WRITTEN PROBLEM: Find the string "artist" in the listing and report every line that has it.

LISTED ENTRIES:
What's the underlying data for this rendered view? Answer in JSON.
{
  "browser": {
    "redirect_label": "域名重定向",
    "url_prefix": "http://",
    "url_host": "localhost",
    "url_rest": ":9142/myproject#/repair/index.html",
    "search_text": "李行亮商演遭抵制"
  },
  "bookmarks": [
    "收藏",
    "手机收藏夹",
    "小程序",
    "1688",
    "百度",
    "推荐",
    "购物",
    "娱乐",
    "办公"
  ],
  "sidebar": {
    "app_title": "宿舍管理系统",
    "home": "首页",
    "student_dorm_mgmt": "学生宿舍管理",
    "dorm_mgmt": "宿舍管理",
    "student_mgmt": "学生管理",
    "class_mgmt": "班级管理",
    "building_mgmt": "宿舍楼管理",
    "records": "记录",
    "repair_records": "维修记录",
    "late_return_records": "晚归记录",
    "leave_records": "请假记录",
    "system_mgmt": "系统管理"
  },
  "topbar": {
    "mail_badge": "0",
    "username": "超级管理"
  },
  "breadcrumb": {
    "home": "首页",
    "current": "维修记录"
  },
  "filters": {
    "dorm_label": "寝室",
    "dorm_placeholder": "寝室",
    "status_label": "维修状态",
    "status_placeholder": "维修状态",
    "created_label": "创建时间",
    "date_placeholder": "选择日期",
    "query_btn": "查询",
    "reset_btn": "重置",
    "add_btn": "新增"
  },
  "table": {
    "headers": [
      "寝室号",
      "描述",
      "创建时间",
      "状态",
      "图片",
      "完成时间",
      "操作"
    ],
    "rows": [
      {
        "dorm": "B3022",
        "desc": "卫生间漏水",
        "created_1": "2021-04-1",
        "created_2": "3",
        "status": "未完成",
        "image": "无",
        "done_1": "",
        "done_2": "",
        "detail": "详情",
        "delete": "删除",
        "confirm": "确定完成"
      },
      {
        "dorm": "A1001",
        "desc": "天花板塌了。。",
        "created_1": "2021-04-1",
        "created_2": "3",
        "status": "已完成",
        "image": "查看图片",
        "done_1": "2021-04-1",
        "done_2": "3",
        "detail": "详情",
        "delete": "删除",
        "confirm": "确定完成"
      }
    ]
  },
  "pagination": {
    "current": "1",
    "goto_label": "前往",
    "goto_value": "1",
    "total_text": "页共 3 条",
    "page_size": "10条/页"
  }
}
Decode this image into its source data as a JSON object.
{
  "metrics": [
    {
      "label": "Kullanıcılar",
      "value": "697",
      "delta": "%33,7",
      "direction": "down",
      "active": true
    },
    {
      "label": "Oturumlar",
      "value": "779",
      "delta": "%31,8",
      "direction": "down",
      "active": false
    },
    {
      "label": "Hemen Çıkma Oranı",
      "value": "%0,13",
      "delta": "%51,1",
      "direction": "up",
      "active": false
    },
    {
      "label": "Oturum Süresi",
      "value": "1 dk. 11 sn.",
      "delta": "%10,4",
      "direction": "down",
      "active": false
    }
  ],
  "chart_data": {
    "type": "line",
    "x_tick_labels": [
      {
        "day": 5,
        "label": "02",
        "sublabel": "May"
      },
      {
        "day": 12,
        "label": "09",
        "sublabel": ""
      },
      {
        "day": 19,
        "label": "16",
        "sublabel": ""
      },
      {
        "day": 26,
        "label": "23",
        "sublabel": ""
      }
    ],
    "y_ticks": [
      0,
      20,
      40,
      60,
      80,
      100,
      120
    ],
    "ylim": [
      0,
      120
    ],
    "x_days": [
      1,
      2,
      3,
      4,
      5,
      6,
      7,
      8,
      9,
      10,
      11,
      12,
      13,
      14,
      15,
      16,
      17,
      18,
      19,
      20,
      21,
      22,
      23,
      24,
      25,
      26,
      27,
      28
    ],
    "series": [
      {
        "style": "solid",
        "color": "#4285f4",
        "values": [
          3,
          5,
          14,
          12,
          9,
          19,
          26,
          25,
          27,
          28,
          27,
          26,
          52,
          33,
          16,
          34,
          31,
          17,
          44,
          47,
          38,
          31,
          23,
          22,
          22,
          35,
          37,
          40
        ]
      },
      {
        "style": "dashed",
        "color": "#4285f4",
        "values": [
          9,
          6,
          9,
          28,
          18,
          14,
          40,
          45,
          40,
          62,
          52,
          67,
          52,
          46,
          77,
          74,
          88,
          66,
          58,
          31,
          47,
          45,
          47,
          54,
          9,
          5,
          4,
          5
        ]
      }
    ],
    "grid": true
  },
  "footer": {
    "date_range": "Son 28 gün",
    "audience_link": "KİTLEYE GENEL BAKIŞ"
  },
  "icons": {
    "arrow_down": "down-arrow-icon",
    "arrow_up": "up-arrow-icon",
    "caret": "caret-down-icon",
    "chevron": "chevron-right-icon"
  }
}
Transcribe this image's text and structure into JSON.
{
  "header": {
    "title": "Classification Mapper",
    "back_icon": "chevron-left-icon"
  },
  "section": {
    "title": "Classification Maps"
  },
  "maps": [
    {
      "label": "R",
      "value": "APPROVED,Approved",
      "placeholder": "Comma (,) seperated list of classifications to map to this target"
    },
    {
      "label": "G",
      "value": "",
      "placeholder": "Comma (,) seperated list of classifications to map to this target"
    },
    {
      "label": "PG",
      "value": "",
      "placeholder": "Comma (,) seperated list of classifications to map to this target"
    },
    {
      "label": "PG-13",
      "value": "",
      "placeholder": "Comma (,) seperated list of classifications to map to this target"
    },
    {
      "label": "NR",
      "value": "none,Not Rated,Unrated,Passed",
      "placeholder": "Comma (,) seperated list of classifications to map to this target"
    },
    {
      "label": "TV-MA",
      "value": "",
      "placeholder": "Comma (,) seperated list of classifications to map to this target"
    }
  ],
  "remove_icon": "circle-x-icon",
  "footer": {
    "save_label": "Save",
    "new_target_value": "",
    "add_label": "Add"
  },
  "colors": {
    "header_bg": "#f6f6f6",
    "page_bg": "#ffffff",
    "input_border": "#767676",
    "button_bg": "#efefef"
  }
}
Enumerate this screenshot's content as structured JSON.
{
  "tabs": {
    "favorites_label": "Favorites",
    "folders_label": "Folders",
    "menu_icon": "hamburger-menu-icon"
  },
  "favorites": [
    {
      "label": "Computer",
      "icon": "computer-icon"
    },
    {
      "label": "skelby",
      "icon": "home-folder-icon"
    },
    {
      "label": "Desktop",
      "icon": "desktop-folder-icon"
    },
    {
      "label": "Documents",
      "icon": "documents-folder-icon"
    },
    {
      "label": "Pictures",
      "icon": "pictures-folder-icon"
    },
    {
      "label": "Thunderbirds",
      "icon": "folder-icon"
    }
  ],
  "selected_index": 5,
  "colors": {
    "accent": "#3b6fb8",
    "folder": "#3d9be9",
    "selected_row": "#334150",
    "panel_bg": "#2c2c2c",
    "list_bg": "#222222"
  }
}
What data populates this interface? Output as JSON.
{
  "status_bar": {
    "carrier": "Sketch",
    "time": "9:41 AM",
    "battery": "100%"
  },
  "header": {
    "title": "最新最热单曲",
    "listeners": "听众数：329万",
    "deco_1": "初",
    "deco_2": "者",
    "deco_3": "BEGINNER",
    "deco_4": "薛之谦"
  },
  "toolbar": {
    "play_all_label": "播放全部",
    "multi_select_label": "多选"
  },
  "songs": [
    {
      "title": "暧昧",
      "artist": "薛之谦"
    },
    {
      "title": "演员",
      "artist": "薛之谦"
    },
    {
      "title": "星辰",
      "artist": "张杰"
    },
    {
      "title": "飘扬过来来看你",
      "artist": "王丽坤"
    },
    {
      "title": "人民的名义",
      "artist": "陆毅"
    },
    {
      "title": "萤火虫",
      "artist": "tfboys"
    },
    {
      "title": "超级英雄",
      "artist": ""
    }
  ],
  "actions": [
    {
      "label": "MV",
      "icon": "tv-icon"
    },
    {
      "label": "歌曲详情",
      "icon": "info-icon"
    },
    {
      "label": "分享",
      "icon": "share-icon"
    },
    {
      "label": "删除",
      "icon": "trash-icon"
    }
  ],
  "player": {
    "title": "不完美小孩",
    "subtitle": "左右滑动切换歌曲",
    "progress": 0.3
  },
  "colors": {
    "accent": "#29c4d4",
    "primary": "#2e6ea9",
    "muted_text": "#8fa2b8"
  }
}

RESULT OF THE TASK:
      "artist": "薛之谦"
      "artist": "薛之谦"
      "artist": "张杰"
      "artist": "王丽坤"
      "artist": "陆毅"
      "artist": "tfboys"
      "artist": ""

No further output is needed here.